* **What to work on**
In the material, from the line with "Patent image size: (918, 800)." up to and including the line with "The wireless link 105 is at (348, 338).", replace "drawing" with "diagram" and give back only those lines, otherwise unchanged.
********************
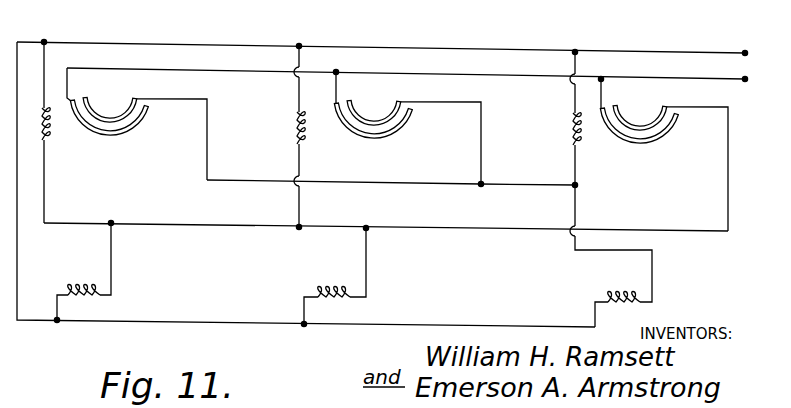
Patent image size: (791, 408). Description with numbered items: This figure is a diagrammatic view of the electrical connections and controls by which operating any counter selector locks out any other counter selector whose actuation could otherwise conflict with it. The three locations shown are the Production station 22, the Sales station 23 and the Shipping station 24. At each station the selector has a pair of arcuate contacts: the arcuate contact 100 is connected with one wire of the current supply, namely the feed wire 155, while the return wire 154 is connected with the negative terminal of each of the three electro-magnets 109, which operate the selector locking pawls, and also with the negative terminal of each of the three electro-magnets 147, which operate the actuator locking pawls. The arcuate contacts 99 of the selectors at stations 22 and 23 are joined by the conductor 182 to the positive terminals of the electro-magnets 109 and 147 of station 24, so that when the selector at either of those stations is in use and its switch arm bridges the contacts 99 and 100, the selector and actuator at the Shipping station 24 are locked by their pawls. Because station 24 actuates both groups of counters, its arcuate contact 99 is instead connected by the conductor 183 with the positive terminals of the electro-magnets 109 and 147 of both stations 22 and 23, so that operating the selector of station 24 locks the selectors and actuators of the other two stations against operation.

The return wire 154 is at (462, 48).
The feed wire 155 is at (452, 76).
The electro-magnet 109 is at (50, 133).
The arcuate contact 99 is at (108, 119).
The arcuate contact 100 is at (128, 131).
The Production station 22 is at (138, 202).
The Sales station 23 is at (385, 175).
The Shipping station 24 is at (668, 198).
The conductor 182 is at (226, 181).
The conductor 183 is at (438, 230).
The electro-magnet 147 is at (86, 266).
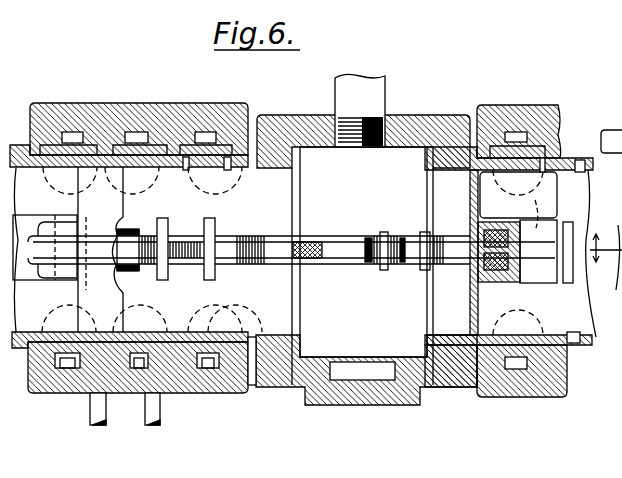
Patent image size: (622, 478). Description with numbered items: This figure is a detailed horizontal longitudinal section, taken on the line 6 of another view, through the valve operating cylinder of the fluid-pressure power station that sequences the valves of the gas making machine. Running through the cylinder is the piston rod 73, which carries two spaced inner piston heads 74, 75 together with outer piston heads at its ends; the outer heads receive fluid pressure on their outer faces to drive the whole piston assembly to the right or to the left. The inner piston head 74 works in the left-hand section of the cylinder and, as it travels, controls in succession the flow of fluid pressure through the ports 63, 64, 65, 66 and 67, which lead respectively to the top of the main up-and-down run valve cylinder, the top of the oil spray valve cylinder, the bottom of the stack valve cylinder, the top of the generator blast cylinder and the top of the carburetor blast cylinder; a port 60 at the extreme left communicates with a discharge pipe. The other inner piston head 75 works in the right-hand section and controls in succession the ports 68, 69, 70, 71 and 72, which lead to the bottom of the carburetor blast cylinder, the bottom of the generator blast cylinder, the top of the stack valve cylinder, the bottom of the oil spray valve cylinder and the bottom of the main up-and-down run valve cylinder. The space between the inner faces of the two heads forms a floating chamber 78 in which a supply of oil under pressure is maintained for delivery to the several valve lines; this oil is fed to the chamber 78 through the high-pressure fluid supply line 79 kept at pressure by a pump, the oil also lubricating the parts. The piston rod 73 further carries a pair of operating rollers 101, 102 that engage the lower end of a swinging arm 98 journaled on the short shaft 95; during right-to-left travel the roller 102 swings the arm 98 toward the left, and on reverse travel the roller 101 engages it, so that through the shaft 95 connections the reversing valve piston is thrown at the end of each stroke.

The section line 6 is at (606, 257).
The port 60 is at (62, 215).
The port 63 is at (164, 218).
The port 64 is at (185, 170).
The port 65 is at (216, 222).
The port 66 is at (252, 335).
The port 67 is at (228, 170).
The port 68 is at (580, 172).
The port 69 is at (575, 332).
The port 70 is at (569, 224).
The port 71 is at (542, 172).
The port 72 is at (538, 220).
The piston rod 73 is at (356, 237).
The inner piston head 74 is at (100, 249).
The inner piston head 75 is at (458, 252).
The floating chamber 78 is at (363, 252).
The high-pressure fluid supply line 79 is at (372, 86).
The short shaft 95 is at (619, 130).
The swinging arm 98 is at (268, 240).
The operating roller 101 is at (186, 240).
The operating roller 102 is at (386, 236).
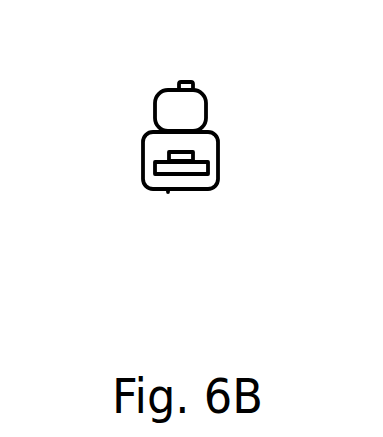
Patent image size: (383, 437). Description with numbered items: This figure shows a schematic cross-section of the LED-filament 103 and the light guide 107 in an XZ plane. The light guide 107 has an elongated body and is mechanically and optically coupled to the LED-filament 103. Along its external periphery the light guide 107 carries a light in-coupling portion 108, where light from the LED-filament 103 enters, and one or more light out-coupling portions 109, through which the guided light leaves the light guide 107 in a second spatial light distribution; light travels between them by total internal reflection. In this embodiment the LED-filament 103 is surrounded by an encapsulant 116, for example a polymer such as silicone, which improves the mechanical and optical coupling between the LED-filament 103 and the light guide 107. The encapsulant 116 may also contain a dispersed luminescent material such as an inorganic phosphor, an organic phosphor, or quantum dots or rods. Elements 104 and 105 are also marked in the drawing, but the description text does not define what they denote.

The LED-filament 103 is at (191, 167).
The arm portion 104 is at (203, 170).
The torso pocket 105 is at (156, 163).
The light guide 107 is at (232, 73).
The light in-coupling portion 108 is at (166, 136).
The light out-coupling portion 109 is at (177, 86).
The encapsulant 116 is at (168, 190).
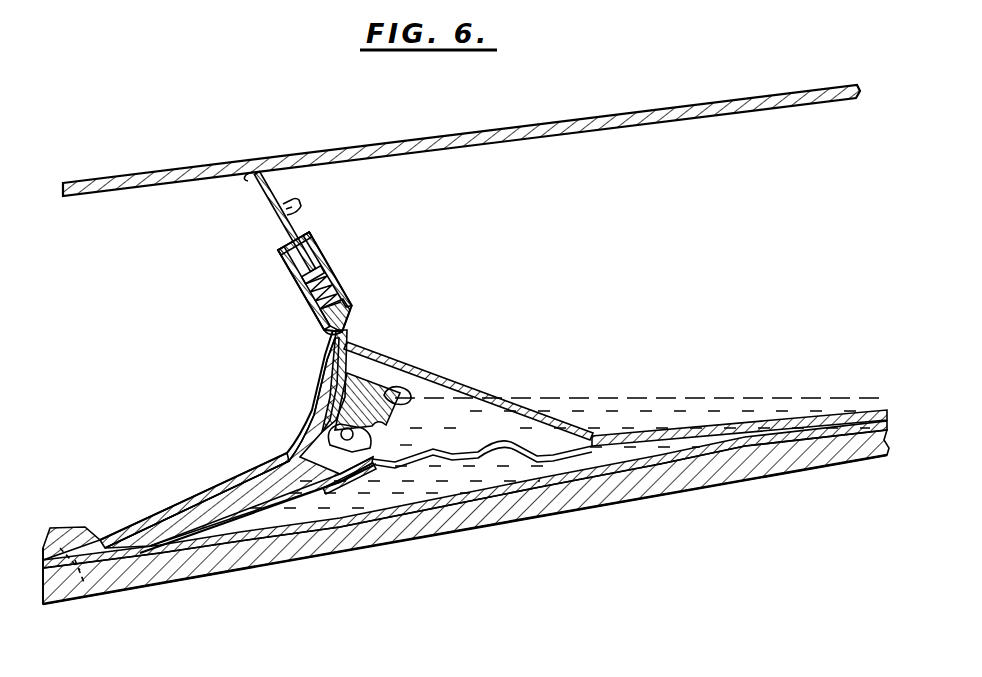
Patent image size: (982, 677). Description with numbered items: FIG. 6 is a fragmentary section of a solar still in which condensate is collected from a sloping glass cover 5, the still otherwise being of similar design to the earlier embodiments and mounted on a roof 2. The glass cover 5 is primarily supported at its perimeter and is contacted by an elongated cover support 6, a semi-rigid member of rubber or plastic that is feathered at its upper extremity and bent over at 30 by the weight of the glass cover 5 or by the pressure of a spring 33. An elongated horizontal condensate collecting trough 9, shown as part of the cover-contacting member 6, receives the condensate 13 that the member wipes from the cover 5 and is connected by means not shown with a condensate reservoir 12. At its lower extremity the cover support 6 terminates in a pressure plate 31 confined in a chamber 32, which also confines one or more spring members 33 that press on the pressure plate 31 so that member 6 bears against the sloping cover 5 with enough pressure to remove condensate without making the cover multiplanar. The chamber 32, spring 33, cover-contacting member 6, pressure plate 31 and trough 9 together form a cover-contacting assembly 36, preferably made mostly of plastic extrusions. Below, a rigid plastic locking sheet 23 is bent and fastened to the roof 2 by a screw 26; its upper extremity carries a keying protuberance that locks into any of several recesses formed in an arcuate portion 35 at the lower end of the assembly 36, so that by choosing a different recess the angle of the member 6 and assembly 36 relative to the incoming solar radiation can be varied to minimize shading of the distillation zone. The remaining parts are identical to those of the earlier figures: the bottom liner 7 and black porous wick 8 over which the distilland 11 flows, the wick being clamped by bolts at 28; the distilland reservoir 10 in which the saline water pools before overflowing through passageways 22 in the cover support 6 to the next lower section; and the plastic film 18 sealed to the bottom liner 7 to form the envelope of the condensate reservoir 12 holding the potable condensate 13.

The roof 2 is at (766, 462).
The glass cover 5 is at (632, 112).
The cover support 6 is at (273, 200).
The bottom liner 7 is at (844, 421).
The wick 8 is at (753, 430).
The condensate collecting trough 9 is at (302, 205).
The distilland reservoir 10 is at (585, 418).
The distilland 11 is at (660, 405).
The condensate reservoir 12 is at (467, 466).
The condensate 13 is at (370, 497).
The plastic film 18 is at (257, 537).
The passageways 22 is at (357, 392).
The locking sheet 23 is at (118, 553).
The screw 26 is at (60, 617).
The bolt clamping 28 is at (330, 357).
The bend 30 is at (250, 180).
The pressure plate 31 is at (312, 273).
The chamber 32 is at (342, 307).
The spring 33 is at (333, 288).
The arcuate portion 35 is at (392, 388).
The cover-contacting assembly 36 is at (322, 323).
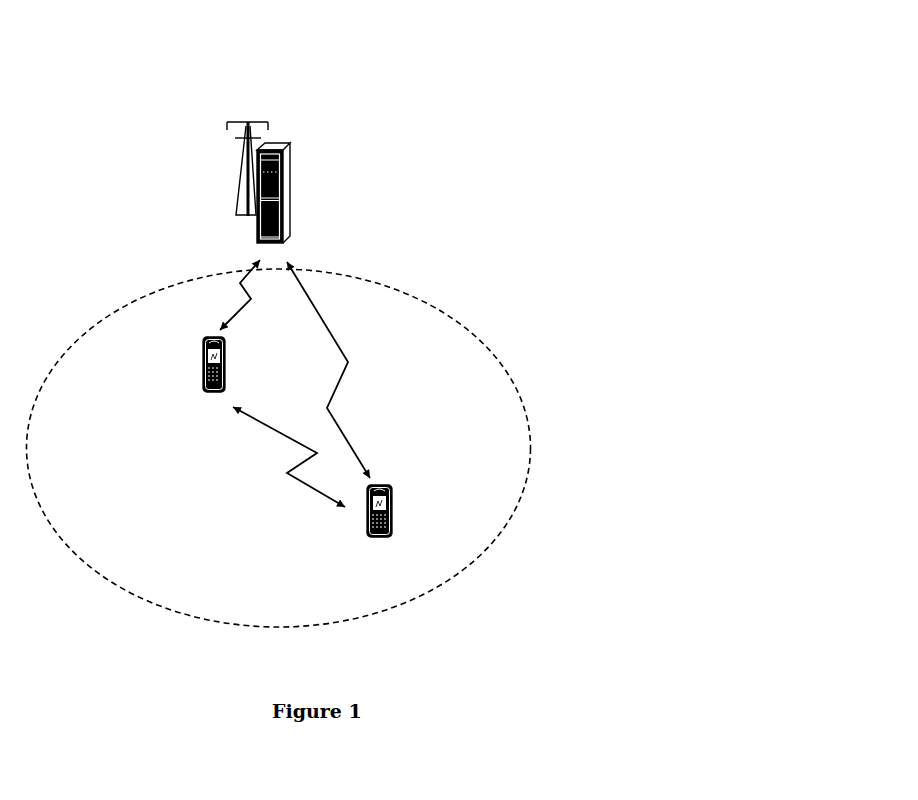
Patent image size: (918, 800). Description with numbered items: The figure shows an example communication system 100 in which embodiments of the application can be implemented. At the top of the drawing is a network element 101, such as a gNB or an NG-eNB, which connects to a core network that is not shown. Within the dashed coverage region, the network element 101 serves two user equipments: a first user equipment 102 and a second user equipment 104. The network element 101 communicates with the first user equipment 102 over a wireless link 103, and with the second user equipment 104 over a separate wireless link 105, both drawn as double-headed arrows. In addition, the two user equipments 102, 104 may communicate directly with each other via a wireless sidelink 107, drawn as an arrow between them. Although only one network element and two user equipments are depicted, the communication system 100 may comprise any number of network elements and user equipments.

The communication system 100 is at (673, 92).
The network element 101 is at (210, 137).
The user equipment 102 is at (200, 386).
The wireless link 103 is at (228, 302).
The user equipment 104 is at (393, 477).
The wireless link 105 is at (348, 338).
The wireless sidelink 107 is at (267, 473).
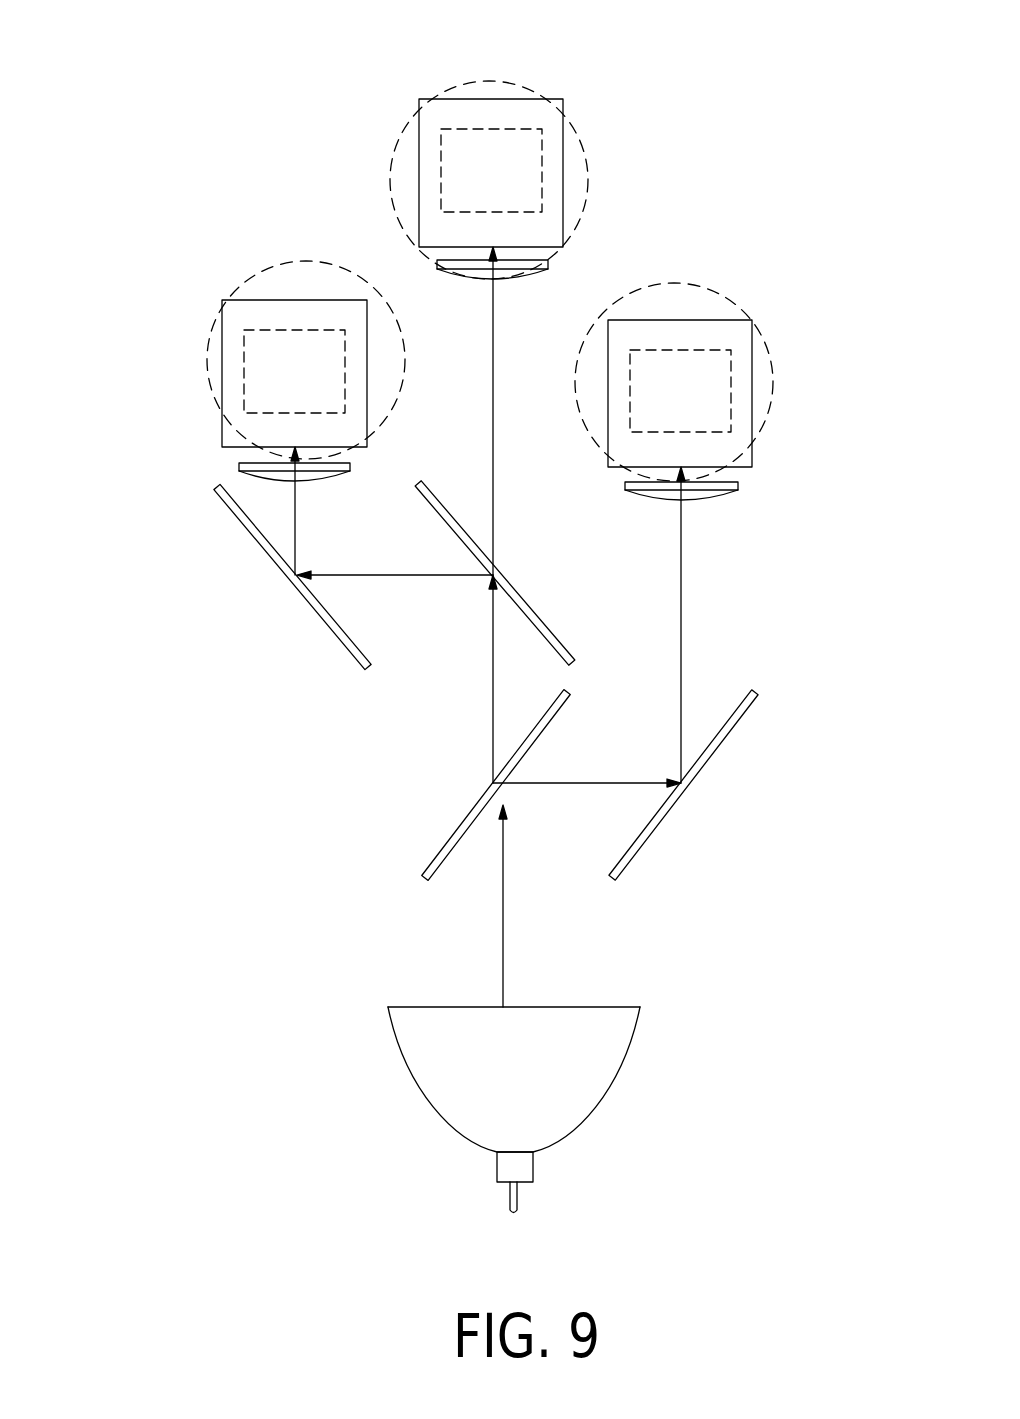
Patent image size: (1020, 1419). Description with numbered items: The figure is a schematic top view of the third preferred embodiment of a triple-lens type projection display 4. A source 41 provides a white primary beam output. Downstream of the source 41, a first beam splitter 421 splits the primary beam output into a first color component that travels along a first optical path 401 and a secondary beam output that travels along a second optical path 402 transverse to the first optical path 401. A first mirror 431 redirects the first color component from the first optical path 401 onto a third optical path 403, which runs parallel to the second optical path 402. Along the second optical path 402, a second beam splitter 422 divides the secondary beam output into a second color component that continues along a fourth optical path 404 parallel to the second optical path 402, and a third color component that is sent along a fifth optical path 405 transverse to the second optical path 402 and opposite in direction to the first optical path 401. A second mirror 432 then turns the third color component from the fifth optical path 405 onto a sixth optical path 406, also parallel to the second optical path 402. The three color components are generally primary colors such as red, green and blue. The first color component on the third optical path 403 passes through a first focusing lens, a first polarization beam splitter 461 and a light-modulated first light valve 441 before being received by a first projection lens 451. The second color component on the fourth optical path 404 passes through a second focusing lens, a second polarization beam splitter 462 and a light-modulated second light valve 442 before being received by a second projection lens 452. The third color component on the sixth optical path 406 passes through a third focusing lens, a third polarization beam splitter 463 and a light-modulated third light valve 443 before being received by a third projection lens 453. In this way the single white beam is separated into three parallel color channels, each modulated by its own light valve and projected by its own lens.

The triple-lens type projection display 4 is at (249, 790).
********************
* **Written answer**
Patent image size: (918, 800). Description with numbered items: The figure shows an example communication system 100 in which embodiments of the application can be implemented. At the top of the diagram is a network element 101, such as a gNB or an NG-eNB, which connects to a core network that is not shown. Within the dashed coverage region, the network element 101 serves two user equipments: a first user equipment 102 and a second user equipment 104. The network element 101 communicates with the first user equipment 102 over a wireless link 103, and with the second user equipment 104 over a separate wireless link 105, both drawn as double-headed arrows. In addition, the two user equipments 102, 104 may communicate directly with each other via a wireless sidelink 107, drawn as an arrow between them. Although only one network element and two user equipments are depicted, the communication system 100 may comprise any number of network elements and user equipments.

The communication system 100 is at (673, 92).
The network element 101 is at (210, 137).
The user equipment 102 is at (200, 386).
The wireless link 103 is at (228, 302).
The user equipment 104 is at (393, 477).
The wireless link 105 is at (348, 338).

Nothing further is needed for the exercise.